Every line of the material that follows must be printed again exactly.

Records from a data collection:
⟨

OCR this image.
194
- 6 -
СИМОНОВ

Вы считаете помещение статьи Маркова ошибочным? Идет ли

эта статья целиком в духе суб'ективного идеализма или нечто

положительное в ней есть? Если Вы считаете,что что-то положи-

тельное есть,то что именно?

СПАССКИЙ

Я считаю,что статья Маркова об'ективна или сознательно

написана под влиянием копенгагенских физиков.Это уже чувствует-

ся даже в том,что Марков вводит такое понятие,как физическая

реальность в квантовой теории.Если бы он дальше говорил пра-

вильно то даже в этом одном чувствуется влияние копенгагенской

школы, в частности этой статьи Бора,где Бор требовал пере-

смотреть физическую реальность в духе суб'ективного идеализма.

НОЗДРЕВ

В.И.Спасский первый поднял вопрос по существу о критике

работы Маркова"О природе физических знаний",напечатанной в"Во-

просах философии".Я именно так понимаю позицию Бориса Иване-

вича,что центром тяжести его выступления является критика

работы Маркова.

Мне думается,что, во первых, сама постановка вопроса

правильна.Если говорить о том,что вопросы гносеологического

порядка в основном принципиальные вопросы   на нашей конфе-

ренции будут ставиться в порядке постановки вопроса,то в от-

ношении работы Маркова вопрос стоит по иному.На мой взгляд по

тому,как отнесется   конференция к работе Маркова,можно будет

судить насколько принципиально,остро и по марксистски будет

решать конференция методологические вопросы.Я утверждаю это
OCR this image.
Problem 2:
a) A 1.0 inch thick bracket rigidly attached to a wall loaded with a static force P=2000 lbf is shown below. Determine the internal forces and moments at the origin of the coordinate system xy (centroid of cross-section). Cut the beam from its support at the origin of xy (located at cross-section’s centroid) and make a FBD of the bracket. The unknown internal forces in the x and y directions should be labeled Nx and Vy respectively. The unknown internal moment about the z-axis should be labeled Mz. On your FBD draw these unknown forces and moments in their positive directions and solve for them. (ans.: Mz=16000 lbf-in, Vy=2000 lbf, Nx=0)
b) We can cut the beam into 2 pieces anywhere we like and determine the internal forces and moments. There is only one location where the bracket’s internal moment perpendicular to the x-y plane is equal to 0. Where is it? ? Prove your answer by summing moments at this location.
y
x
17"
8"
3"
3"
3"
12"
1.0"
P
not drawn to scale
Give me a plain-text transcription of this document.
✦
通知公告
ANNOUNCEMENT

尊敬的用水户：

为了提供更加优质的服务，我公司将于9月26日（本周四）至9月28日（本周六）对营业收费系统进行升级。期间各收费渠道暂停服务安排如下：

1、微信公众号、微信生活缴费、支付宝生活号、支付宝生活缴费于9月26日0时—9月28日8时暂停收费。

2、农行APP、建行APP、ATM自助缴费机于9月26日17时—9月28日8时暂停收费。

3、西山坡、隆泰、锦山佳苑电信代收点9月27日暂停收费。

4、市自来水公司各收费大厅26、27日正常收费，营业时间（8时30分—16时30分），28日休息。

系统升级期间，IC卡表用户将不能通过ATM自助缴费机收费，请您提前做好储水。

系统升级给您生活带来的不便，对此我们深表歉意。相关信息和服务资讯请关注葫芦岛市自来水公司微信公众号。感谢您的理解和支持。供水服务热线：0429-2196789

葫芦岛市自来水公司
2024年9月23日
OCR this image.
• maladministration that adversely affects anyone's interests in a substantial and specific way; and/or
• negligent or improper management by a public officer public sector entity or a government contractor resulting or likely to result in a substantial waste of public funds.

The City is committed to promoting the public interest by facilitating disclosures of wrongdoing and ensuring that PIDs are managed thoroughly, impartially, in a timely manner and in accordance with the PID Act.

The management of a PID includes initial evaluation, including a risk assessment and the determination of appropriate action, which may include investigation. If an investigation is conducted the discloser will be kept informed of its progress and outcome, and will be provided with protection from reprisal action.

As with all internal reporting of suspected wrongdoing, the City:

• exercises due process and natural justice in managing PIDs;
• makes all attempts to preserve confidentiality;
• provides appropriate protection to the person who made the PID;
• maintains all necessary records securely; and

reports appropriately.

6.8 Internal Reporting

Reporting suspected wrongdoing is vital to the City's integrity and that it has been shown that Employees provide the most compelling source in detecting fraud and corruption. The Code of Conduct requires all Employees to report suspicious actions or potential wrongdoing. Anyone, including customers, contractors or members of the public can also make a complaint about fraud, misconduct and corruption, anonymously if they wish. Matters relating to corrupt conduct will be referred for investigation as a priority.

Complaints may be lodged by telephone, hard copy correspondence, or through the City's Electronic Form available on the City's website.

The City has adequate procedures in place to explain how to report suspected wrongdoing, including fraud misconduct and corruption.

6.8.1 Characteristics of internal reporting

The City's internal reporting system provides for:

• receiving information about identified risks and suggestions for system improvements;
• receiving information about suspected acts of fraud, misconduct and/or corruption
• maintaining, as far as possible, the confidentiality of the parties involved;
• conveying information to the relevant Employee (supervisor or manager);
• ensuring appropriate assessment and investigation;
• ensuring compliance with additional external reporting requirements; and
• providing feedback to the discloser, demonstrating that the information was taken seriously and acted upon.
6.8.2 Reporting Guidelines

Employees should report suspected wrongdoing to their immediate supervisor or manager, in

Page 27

⟩

* **RESPONSE TO THIS TASK**
OCR this image.
194
- 6 -
СИМОНОВ

Вы считаете помещение статьи Маркова ошибочным? Идет ли

эта статья целиком в духе суб'ективного идеализма или нечто

положительное в ней есть? Если Вы считаете,что что-то положи-

тельное есть,то что именно?

СПАССКИЙ

Я считаю,что статья Маркова об'ективна или сознательно

написана под влиянием копенгагенских физиков.Это уже чувствует-

ся даже в том,что Марков вводит такое понятие,как физическая

реальность в квантовой теории.Если бы он дальше говорил пра-

вильно то даже в этом одном чувствуется влияние копенгагенской

школы, в частности этой статьи Бора,где Бор требовал пере-

смотреть физическую реальность в духе суб'ективного идеализма.

НОЗДРЕВ

В.И.Спасский первый поднял вопрос по существу о критике

работы Маркова"О природе физических знаний",напечатанной в"Во-

просах философии".Я именно так понимаю позицию Бориса Иване-

вича,что центром тяжести его выступления является критика

работы Маркова.

Мне думается,что, во первых, сама постановка вопроса

правильна.Если говорить о том,что вопросы гносеологического

порядка в основном принципиальные вопросы   на нашей конфе-

ренции будут ставиться в порядке постановки вопроса,то в от-

ношении работы Маркова вопрос стоит по иному.На мой взгляд по

тому,как отнесется   конференция к работе Маркова,можно будет

судить насколько принципиально,остро и по марксистски будет

решать конференция методологические вопросы.Я утверждаю это
OCR this image.
Problem 2:
a) A 1.0 inch thick bracket rigidly attached to a wall loaded with a static force P=2000 lbf is shown below. Determine the internal forces and moments at the origin of the coordinate system xy (centroid of cross-section). Cut the beam from its support at the origin of xy (located at cross-section’s centroid) and make a FBD of the bracket. The unknown internal forces in the x and y directions should be labeled Nx and Vy respectively. The unknown internal moment about the z-axis should be labeled Mz. On your FBD draw these unknown forces and moments in their positive directions and solve for them. (ans.: Mz=16000 lbf-in, Vy=2000 lbf, Nx=0)
b) We can cut the beam into 2 pieces anywhere we like and determine the internal forces and moments. There is only one location where the bracket’s internal moment perpendicular to the x-y plane is equal to 0. Where is it? ? Prove your answer by summing moments at this location.
y
x
17"
8"
3"
3"
3"
12"
1.0"
P
not drawn to scale
Give me a plain-text transcription of this document.
✦
通知公告
ANNOUNCEMENT

尊敬的用水户：

为了提供更加优质的服务，我公司将于9月26日（本周四）至9月28日（本周六）对营业收费系统进行升级。期间各收费渠道暂停服务安排如下：

1、微信公众号、微信生活缴费、支付宝生活号、支付宝生活缴费于9月26日0时—9月28日8时暂停收费。

2、农行APP、建行APP、ATM自助缴费机于9月26日17时—9月28日8时暂停收费。

3、西山坡、隆泰、锦山佳苑电信代收点9月27日暂停收费。

4、市自来水公司各收费大厅26、27日正常收费，营业时间（8时30分—16时30分），28日休息。

系统升级期间，IC卡表用户将不能通过ATM自助缴费机收费，请您提前做好储水。

系统升级给您生活带来的不便，对此我们深表歉意。相关信息和服务资讯请关注葫芦岛市自来水公司微信公众号。感谢您的理解和支持。供水服务热线：0429-2196789

葫芦岛市自来水公司
2024年9月23日
OCR this image.
• maladministration that adversely affects anyone's interests in a substantial and specific way; and/or
• negligent or improper management by a public officer public sector entity or a government contractor resulting or likely to result in a substantial waste of public funds.

The City is committed to promoting the public interest by facilitating disclosures of wrongdoing and ensuring that PIDs are managed thoroughly, impartially, in a timely manner and in accordance with the PID Act.

The management of a PID includes initial evaluation, including a risk assessment and the determination of appropriate action, which may include investigation. If an investigation is conducted the discloser will be kept informed of its progress and outcome, and will be provided with protection from reprisal action.

As with all internal reporting of suspected wrongdoing, the City:

• exercises due process and natural justice in managing PIDs;
• makes all attempts to preserve confidentiality;
• provides appropriate protection to the person who made the PID;
• maintains all necessary records securely; and

reports appropriately.

6.8 Internal Reporting

Reporting suspected wrongdoing is vital to the City's integrity and that it has been shown that Employees provide the most compelling source in detecting fraud and corruption. The Code of Conduct requires all Employees to report suspicious actions or potential wrongdoing. Anyone, including customers, contractors or members of the public can also make a complaint about fraud, misconduct and corruption, anonymously if they wish. Matters relating to corrupt conduct will be referred for investigation as a priority.

Complaints may be lodged by telephone, hard copy correspondence, or through the City's Electronic Form available on the City's website.

The City has adequate procedures in place to explain how to report suspected wrongdoing, including fraud misconduct and corruption.

6.8.1 Characteristics of internal reporting

The City's internal reporting system provides for:

• receiving information about identified risks and suggestions for system improvements;
• receiving information about suspected acts of fraud, misconduct and/or corruption
• maintaining, as far as possible, the confidentiality of the parties involved;
• conveying information to the relevant Employee (supervisor or manager);
• ensuring appropriate assessment and investigation;
• ensuring compliance with additional external reporting requirements; and
• providing feedback to the discloser, demonstrating that the information was taken seriously and acted upon.
6.8.2 Reporting Guidelines

Employees should report suspected wrongdoing to their immediate supervisor or manager, in

Page 27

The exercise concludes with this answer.